[Extracted records]
• • •

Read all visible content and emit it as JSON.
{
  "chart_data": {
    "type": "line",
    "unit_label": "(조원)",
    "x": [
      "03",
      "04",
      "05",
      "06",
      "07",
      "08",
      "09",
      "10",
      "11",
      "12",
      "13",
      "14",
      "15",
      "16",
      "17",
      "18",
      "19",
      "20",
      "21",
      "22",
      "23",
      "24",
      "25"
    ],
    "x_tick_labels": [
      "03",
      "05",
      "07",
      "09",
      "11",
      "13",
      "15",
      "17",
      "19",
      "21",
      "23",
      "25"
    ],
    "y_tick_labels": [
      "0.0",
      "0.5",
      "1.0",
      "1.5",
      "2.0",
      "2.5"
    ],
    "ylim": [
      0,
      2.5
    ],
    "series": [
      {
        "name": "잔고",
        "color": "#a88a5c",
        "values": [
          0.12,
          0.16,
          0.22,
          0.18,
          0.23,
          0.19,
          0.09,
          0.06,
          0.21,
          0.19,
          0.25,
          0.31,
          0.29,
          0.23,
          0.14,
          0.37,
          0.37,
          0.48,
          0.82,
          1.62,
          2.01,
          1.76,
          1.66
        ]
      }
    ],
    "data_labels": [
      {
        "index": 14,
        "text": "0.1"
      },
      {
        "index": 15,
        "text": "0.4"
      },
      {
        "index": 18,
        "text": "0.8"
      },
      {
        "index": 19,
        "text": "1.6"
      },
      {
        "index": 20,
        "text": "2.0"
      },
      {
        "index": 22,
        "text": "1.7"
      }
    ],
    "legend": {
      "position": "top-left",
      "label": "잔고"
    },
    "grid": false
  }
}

• • •

Give back each line above precisely as it stands.

Read all visible content and emit it as JSON.
{
  "chart_data": {
    "type": "line",
    "unit_label": "(조원)",
    "x": [
      "03",
      "04",
      "05",
      "06",
      "07",
      "08",
      "09",
      "10",
      "11",
      "12",
      "13",
      "14",
      "15",
      "16",
      "17",
      "18",
      "19",
      "20",
      "21",
      "22",
      "23",
      "24",
      "25"
    ],
    "x_tick_labels": [
      "03",
      "05",
      "07",
      "09",
      "11",
      "13",
      "15",
      "17",
      "19",
      "21",
      "23",
      "25"
    ],
    "y_tick_labels": [
      "0.0",
      "0.5",
      "1.0",
      "1.5",
      "2.0",
      "2.5"
    ],
    "ylim": [
      0,
      2.5
    ],
    "series": [
      {
        "name": "잔고",
        "color": "#a88a5c",
        "values": [
          0.12,
          0.16,
          0.22,
          0.18,
          0.23,
          0.19,
          0.09,
          0.06,
          0.21,
          0.19,
          0.25,
          0.31,
          0.29,
          0.23,
          0.14,
          0.37,
          0.37,
          0.48,
          0.82,
          1.62,
          2.01,
          1.76,
          1.66
        ]
      }
    ],
    "data_labels": [
      {
        "index": 14,
        "text": "0.1"
      },
      {
        "index": 15,
        "text": "0.4"
      },
      {
        "index": 18,
        "text": "0.8"
      },
      {
        "index": 19,
        "text": "1.6"
      },
      {
        "index": 20,
        "text": "2.0"
      },
      {
        "index": 22,
        "text": "1.7"
      }
    ],
    "legend": {
      "position": "top-left",
      "label": "잔고"
    },
    "grid": false
  }
}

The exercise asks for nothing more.